**Task instructions:** Copy all of the records below verbatim.

(Stored data)
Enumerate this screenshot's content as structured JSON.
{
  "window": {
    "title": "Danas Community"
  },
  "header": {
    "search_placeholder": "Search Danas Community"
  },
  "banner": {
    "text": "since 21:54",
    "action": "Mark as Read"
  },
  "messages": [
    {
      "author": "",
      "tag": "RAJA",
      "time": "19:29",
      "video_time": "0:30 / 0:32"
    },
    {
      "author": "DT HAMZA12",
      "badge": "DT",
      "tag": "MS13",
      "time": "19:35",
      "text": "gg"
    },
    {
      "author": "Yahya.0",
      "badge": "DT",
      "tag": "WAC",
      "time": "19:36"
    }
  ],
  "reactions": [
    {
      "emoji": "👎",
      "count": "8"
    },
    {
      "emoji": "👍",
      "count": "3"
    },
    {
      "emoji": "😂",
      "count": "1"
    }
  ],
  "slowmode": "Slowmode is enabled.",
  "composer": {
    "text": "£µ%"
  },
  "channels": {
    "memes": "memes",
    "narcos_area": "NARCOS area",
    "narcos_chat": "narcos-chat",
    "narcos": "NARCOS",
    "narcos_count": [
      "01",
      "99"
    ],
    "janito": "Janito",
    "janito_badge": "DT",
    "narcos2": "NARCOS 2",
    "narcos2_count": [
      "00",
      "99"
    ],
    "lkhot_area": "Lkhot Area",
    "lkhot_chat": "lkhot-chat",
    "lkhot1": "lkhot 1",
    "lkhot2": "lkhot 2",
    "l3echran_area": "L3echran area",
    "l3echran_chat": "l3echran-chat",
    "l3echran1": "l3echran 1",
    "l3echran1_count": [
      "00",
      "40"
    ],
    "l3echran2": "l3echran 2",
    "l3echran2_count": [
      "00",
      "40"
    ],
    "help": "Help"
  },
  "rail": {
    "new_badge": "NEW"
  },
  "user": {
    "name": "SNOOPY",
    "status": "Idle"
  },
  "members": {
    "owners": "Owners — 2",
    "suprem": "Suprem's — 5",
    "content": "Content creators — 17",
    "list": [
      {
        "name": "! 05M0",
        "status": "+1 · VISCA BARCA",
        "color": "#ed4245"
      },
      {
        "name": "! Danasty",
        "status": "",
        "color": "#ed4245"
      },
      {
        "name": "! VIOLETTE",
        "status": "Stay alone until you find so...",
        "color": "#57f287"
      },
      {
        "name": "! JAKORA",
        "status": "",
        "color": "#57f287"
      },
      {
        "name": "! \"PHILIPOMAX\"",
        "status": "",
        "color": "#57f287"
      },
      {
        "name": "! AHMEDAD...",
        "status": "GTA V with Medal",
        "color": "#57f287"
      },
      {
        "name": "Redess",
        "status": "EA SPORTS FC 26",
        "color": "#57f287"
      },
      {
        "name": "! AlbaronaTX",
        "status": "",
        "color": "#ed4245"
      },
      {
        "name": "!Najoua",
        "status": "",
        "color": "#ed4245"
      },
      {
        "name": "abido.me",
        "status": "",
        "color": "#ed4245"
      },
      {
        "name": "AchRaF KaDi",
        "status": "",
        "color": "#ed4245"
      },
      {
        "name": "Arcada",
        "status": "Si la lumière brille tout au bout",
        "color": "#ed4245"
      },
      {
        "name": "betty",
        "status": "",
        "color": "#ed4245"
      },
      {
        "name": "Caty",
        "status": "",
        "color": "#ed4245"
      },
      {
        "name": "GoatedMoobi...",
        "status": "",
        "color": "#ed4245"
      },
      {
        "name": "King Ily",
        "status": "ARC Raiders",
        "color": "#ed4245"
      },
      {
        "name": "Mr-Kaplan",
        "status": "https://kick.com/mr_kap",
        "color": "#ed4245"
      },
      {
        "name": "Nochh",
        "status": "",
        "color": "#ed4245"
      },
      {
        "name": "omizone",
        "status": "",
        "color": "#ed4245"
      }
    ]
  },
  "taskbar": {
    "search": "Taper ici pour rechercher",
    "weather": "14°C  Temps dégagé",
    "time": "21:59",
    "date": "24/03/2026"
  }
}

**Solution:**
Enumerate this screenshot's content as structured JSON.
{
  "window": {
    "title": "Danas Community"
  },
  "header": {
    "search_placeholder": "Search Danas Community"
  },
  "banner": {
    "text": "since 21:54",
    "action": "Mark as Read"
  },
  "messages": [
    {
      "author": "",
      "tag": "RAJA",
      "time": "19:29",
      "video_time": "0:30 / 0:32"
    },
    {
      "author": "DT HAMZA12",
      "badge": "DT",
      "tag": "MS13",
      "time": "19:35",
      "text": "gg"
    },
    {
      "author": "Yahya.0",
      "badge": "DT",
      "tag": "WAC",
      "time": "19:36"
    }
  ],
  "reactions": [
    {
      "emoji": "👎",
      "count": "8"
    },
    {
      "emoji": "👍",
      "count": "3"
    },
    {
      "emoji": "😂",
      "count": "1"
    }
  ],
  "slowmode": "Slowmode is enabled.",
  "composer": {
    "text": "£µ%"
  },
  "channels": {
    "memes": "memes",
    "narcos_area": "NARCOS area",
    "narcos_chat": "narcos-chat",
    "narcos": "NARCOS",
    "narcos_count": [
      "01",
      "99"
    ],
    "janito": "Janito",
    "janito_badge": "DT",
    "narcos2": "NARCOS 2",
    "narcos2_count": [
      "00",
      "99"
    ],
    "lkhot_area": "Lkhot Area",
    "lkhot_chat": "lkhot-chat",
    "lkhot1": "lkhot 1",
    "lkhot2": "lkhot 2",
    "l3echran_area": "L3echran area",
    "l3echran_chat": "l3echran-chat",
    "l3echran1": "l3echran 1",
    "l3echran1_count": [
      "00",
      "40"
    ],
    "l3echran2": "l3echran 2",
    "l3echran2_count": [
      "00",
      "40"
    ],
    "help": "Help"
  },
  "rail": {
    "new_badge": "NEW"
  },
  "user": {
    "name": "SNOOPY",
    "status": "Idle"
  },
  "members": {
    "owners": "Owners — 2",
    "suprem": "Suprem's — 5",
    "content": "Content creators — 17",
    "list": [
      {
        "name": "! 05M0",
        "status": "+1 · VISCA BARCA",
        "color": "#ed4245"
      },
      {
        "name": "! Danasty",
        "status": "",
        "color": "#ed4245"
      },
      {
        "name": "! VIOLETTE",
        "status": "Stay alone until you find so...",
        "color": "#57f287"
      },
      {
        "name": "! JAKORA",
        "status": "",
        "color": "#57f287"
      },
      {
        "name": "! \"PHILIPOMAX\"",
        "status": "",
        "color": "#57f287"
      },
      {
        "name": "! AHMEDAD...",
        "status": "GTA V with Medal",
        "color": "#57f287"
      },
      {
        "name": "Redess",
        "status": "EA SPORTS FC 26",
        "color": "#57f287"
      },
      {
        "name": "! AlbaronaTX",
        "status": "",
        "color": "#ed4245"
      },
      {
        "name": "!Najoua",
        "status": "",
        "color": "#ed4245"
      },
      {
        "name": "abido.me",
        "status": "",
        "color": "#ed4245"
      },
      {
        "name": "AchRaF KaDi",
        "status": "",
        "color": "#ed4245"
      },
      {
        "name": "Arcada",
        "status": "Si la lumière brille tout au bout",
        "color": "#ed4245"
      },
      {
        "name": "betty",
        "status": "",
        "color": "#ed4245"
      },
      {
        "name": "Caty",
        "status": "",
        "color": "#ed4245"
      },
      {
        "name": "GoatedMoobi...",
        "status": "",
        "color": "#ed4245"
      },
      {
        "name": "King Ily",
        "status": "ARC Raiders",
        "color": "#ed4245"
      },
      {
        "name": "Mr-Kaplan",
        "status": "https://kick.com/mr_kap",
        "color": "#ed4245"
      },
      {
        "name": "Nochh",
        "status": "",
        "color": "#ed4245"
      },
      {
        "name": "omizone",
        "status": "",
        "color": "#ed4245"
      }
    ]
  },
  "taskbar": {
    "search": "Taper ici pour rechercher",
    "weather": "14°C  Temps dégagé",
    "time": "21:59",
    "date": "24/03/2026"
  }
}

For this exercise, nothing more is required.